**Stated goal**: From the entries that follow, gather each line holding the word "Rome".

**Input records**:
+--

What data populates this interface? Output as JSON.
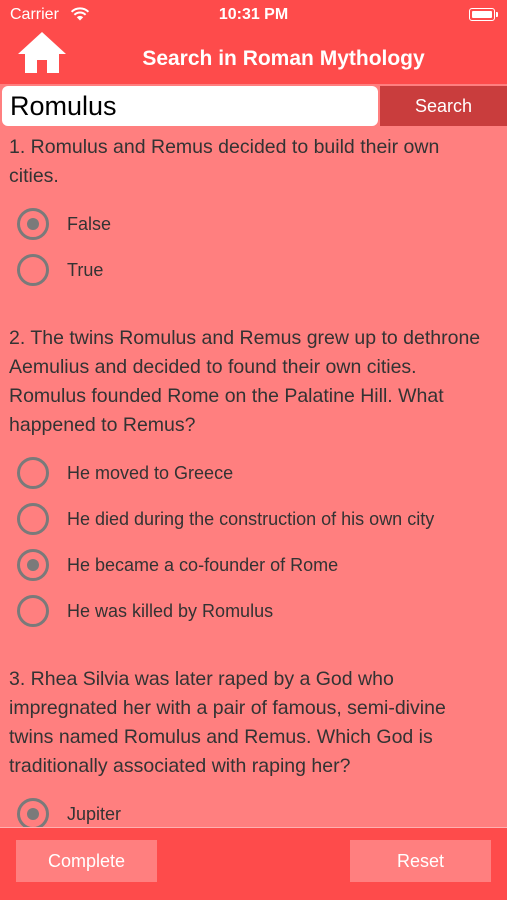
{
  "status_bar": {
    "carrier": "Carrier",
    "time": "10:31 PM"
  },
  "header": {
    "title": "Search in Roman Mythology",
    "home_icon": "home-icon"
  },
  "search": {
    "value": "Romulus",
    "button_label": "Search"
  },
  "questions": [
    {
      "text": "1. Romulus and Remus decided to build their own cities.",
      "options": [
        {
          "label": "False",
          "selected": true
        },
        {
          "label": "True",
          "selected": false
        }
      ]
    },
    {
      "text": "2. The twins Romulus and Remus grew up to dethrone Aemulius and decided to found their own cities. Romulus founded Rome on the Palatine Hill. What happened to Remus?",
      "options": [
        {
          "label": "He moved to Greece",
          "selected": false
        },
        {
          "label": "He died during the construction of his own city",
          "selected": false
        },
        {
          "label": "He became a co-founder of Rome",
          "selected": true
        },
        {
          "label": "He was killed by Romulus",
          "selected": false
        }
      ]
    },
    {
      "text": "3. Rhea Silvia was later raped by a God who impregnated her with a pair of famous, semi-divine twins named Romulus and Remus. Which God is traditionally associated with raping her?",
      "options": [
        {
          "label": "Jupiter",
          "selected": true
        }
      ]
    }
  ],
  "footer": {
    "complete_label": "Complete",
    "reset_label": "Reset"
  },
  "colors": {
    "header": "#fe4b4b",
    "background": "#ff7f7f",
    "search_button": "#c93d3d",
    "radio": "#7a7a7a"
  }
}
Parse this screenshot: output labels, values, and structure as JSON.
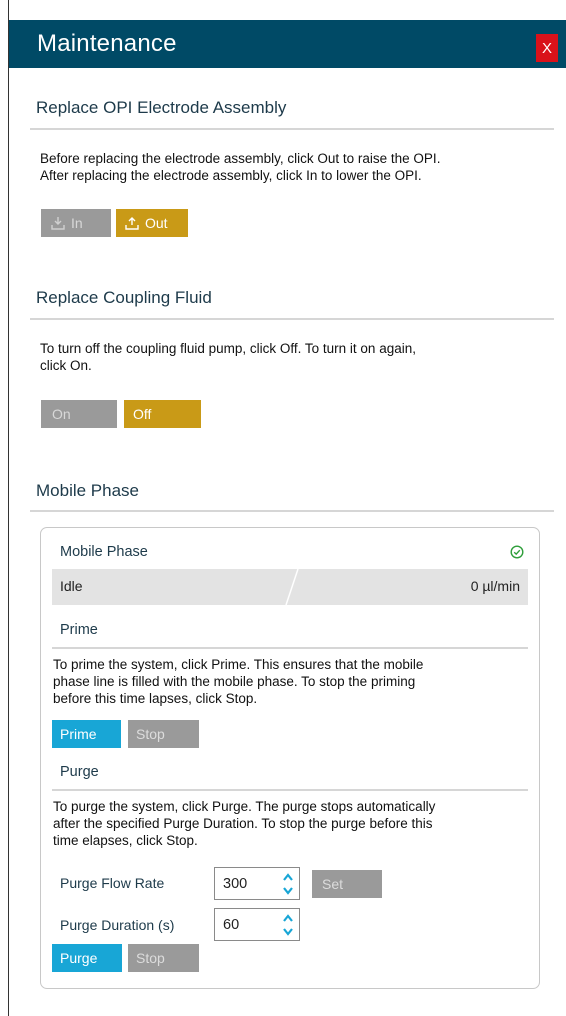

+--

**Result**:
      "text": "2. The twins Romulus and Remus grew up to dethrone Aemulius and decided to found their own cities. Romulus founded Rome on the Palatine Hill. What happened to Remus?",
          "label": "He became a co-founder of Rome",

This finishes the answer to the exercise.